| Entries with figure data |
▬▬▬▬▬▬▬▬▬▬
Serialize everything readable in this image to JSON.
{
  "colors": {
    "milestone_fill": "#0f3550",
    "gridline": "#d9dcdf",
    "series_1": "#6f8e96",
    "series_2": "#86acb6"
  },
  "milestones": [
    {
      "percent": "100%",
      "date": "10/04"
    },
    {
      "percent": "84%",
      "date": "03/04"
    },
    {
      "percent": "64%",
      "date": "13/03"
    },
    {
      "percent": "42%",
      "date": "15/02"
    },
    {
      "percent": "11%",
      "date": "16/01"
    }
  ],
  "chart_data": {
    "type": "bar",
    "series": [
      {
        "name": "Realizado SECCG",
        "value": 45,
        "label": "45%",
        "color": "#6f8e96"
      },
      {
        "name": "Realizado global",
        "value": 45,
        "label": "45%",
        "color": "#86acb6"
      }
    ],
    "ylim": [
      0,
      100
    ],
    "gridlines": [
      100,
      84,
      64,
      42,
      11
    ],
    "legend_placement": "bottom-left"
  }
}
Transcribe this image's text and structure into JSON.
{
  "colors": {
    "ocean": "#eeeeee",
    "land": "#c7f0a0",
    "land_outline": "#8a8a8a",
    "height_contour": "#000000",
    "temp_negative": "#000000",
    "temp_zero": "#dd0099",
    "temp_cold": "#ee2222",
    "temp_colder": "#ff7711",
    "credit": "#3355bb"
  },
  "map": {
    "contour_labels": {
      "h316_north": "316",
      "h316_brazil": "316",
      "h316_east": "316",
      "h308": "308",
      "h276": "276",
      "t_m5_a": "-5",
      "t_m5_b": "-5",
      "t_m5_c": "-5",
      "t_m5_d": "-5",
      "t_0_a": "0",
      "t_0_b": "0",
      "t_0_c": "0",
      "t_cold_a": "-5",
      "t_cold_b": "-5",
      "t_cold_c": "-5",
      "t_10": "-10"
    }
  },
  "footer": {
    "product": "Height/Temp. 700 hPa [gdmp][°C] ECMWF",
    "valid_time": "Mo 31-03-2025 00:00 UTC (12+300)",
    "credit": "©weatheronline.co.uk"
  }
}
▬▬▬▬▬▬▬▬▬▬
| What is asked |
Retype the listing exactly, in full.

| Completed exercise |
Serialize everything readable in this image to JSON.
{
  "colors": {
    "milestone_fill": "#0f3550",
    "gridline": "#d9dcdf",
    "series_1": "#6f8e96",
    "series_2": "#86acb6"
  },
  "milestones": [
    {
      "percent": "100%",
      "date": "10/04"
    },
    {
      "percent": "84%",
      "date": "03/04"
    },
    {
      "percent": "64%",
      "date": "13/03"
    },
    {
      "percent": "42%",
      "date": "15/02"
    },
    {
      "percent": "11%",
      "date": "16/01"
    }
  ],
  "chart_data": {
    "type": "bar",
    "series": [
      {
        "name": "Realizado SECCG",
        "value": 45,
        "label": "45%",
        "color": "#6f8e96"
      },
      {
        "name": "Realizado global",
        "value": 45,
        "label": "45%",
        "color": "#86acb6"
      }
    ],
    "ylim": [
      0,
      100
    ],
    "gridlines": [
      100,
      84,
      64,
      42,
      11
    ],
    "legend_placement": "bottom-left"
  }
}
Transcribe this image's text and structure into JSON.
{
  "colors": {
    "ocean": "#eeeeee",
    "land": "#c7f0a0",
    "land_outline": "#8a8a8a",
    "height_contour": "#000000",
    "temp_negative": "#000000",
    "temp_zero": "#dd0099",
    "temp_cold": "#ee2222",
    "temp_colder": "#ff7711",
    "credit": "#3355bb"
  },
  "map": {
    "contour_labels": {
      "h316_north": "316",
      "h316_brazil": "316",
      "h316_east": "316",
      "h308": "308",
      "h276": "276",
      "t_m5_a": "-5",
      "t_m5_b": "-5",
      "t_m5_c": "-5",
      "t_m5_d": "-5",
      "t_0_a": "0",
      "t_0_b": "0",
      "t_0_c": "0",
      "t_cold_a": "-5",
      "t_cold_b": "-5",
      "t_cold_c": "-5",
      "t_10": "-10"
    }
  },
  "footer": {
    "product": "Height/Temp. 700 hPa [gdmp][°C] ECMWF",
    "valid_time": "Mo 31-03-2025 00:00 UTC (12+300)",
    "credit": "©weatheronline.co.uk"
  }
}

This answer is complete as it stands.